▶ _Data supplied_
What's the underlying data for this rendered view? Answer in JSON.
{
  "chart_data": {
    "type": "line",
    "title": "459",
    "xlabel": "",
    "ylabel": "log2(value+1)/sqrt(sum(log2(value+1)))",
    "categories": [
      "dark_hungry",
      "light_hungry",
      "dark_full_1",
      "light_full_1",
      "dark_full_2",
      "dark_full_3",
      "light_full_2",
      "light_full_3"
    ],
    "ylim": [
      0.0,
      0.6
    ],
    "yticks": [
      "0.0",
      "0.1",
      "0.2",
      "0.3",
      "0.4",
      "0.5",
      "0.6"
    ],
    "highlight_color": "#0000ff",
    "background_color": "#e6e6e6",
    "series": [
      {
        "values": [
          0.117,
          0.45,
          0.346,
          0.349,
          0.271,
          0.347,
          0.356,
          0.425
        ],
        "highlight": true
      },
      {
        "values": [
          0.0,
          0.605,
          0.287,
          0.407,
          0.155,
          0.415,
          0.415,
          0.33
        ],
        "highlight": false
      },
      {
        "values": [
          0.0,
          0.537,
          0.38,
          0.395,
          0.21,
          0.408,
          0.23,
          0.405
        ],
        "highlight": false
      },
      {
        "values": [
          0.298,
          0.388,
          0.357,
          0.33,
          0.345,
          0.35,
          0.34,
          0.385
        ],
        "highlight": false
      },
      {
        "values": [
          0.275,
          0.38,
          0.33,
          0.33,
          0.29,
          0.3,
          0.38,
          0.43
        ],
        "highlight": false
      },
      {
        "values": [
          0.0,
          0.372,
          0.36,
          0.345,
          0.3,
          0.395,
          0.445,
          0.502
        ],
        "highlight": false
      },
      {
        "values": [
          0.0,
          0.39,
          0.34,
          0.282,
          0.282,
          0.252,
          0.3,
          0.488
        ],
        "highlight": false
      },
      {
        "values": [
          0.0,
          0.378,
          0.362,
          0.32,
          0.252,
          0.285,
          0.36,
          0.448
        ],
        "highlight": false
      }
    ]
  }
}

▶ _Written instruction_
Repeat back the data above, exact to the last character.

▶ _Exercise answer_
What's the underlying data for this rendered view? Answer in JSON.
{
  "chart_data": {
    "type": "line",
    "title": "459",
    "xlabel": "",
    "ylabel": "log2(value+1)/sqrt(sum(log2(value+1)))",
    "categories": [
      "dark_hungry",
      "light_hungry",
      "dark_full_1",
      "light_full_1",
      "dark_full_2",
      "dark_full_3",
      "light_full_2",
      "light_full_3"
    ],
    "ylim": [
      0.0,
      0.6
    ],
    "yticks": [
      "0.0",
      "0.1",
      "0.2",
      "0.3",
      "0.4",
      "0.5",
      "0.6"
    ],
    "highlight_color": "#0000ff",
    "background_color": "#e6e6e6",
    "series": [
      {
        "values": [
          0.117,
          0.45,
          0.346,
          0.349,
          0.271,
          0.347,
          0.356,
          0.425
        ],
        "highlight": true
      },
      {
        "values": [
          0.0,
          0.605,
          0.287,
          0.407,
          0.155,
          0.415,
          0.415,
          0.33
        ],
        "highlight": false
      },
      {
        "values": [
          0.0,
          0.537,
          0.38,
          0.395,
          0.21,
          0.408,
          0.23,
          0.405
        ],
        "highlight": false
      },
      {
        "values": [
          0.298,
          0.388,
          0.357,
          0.33,
          0.345,
          0.35,
          0.34,
          0.385
        ],
        "highlight": false
      },
      {
        "values": [
          0.275,
          0.38,
          0.33,
          0.33,
          0.29,
          0.3,
          0.38,
          0.43
        ],
        "highlight": false
      },
      {
        "values": [
          0.0,
          0.372,
          0.36,
          0.345,
          0.3,
          0.395,
          0.445,
          0.502
        ],
        "highlight": false
      },
      {
        "values": [
          0.0,
          0.39,
          0.34,
          0.282,
          0.282,
          0.252,
          0.3,
          0.488
        ],
        "highlight": false
      },
      {
        "values": [
          0.0,
          0.378,
          0.362,
          0.32,
          0.252,
          0.285,
          0.36,
          0.448
        ],
        "highlight": false
      }
    ]
  }
}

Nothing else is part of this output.